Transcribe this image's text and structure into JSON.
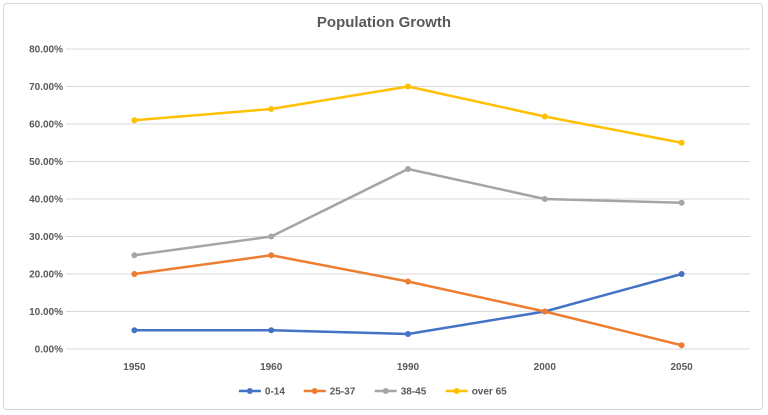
{
  "chart_data": {
    "type": "line",
    "title": "Population Growth",
    "categories": [
      "1950",
      "1960",
      "1990",
      "2000",
      "2050"
    ],
    "yticks": [
      "0.00%",
      "10.00%",
      "20.00%",
      "30.00%",
      "40.00%",
      "50.00%",
      "60.00%",
      "70.00%",
      "80.00%"
    ],
    "ylim": [
      0,
      80
    ],
    "grid": true,
    "legend_position": "bottom",
    "series": [
      {
        "name": "0-14",
        "color": "#4472C4",
        "values": [
          5,
          5,
          4,
          10,
          20
        ]
      },
      {
        "name": "25-37",
        "color": "#ED7D31",
        "values": [
          20,
          25,
          18,
          10,
          1
        ]
      },
      {
        "name": "38-45",
        "color": "#A5A5A5",
        "values": [
          25,
          30,
          48,
          40,
          39
        ]
      },
      {
        "name": "over 65",
        "color": "#FFC000",
        "values": [
          61,
          64,
          70,
          62,
          55
        ]
      }
    ]
  }
}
★ ★ ★ ★ ★
● **Written task**
Looking at the records above, count the lines where the word "name" appears. State only the number.

● **Task solution**
4